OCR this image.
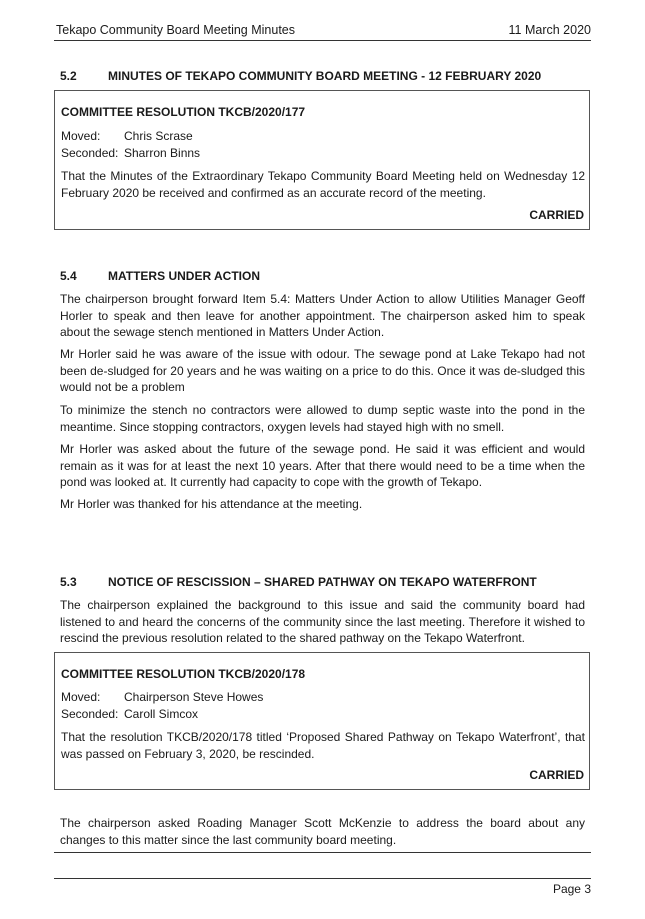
Tekapo Community Board Meeting Minutes	11 March 2020
5.2	MINUTES OF TEKAPO COMMUNITY BOARD MEETING - 12 FEBRUARY 2020
COMMITTEE RESOLUTION TKCB/2020/177
Moved: Chris Scrase
Seconded: Sharron Binns
That the Minutes of the Extraordinary Tekapo Community Board Meeting held on Wednesday 12 February 2020 be received and confirmed as an accurate record of the meeting.
CARRIED
5.4	MATTERS UNDER ACTION
The chairperson brought forward Item 5.4: Matters Under Action to allow Utilities Manager Geoff Horler to speak and then leave for another appointment. The chairperson asked him to speak about the sewage stench mentioned in Matters Under Action.
Mr Horler said he was aware of the issue with odour. The sewage pond at Lake Tekapo had not been de-sludged for 20 years and he was waiting on a price to do this. Once it was de-sludged this would not be a problem
To minimize the stench no contractors were allowed to dump septic waste into the pond in the meantime. Since stopping contractors, oxygen levels had stayed high with no smell.
Mr Horler was asked about the future of the sewage pond. He said it was efficient and would remain as it was for at least the next 10 years. After that there would need to be a time when the pond was looked at. It currently had capacity to cope with the growth of Tekapo.
Mr Horler was thanked for his attendance at the meeting.
5.3	NOTICE OF RESCISSION – SHARED PATHWAY ON TEKAPO WATERFRONT
The chairperson explained the background to this issue and said the community board had listened to and heard the concerns of the community since the last meeting. Therefore it wished to rescind the previous resolution related to the shared pathway on the Tekapo Waterfront.
COMMITTEE RESOLUTION TKCB/2020/178
Moved: Chairperson Steve Howes
Seconded: Caroll Simcox
That the resolution TKCB/2020/178 titled ‘Proposed Shared Pathway on Tekapo Waterfront’, that was passed on February 3, 2020, be rescinded.
CARRIED
The chairperson asked Roading Manager Scott McKenzie to address the board about any changes to this matter since the last community board meeting.
Page 3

--

[What is needed]
Pick out every line of the listing containing the word "Seconded", and show those lines.

[Reply to the exercise]
Seconded: Sharron Binns
Seconded: Caroll Simcox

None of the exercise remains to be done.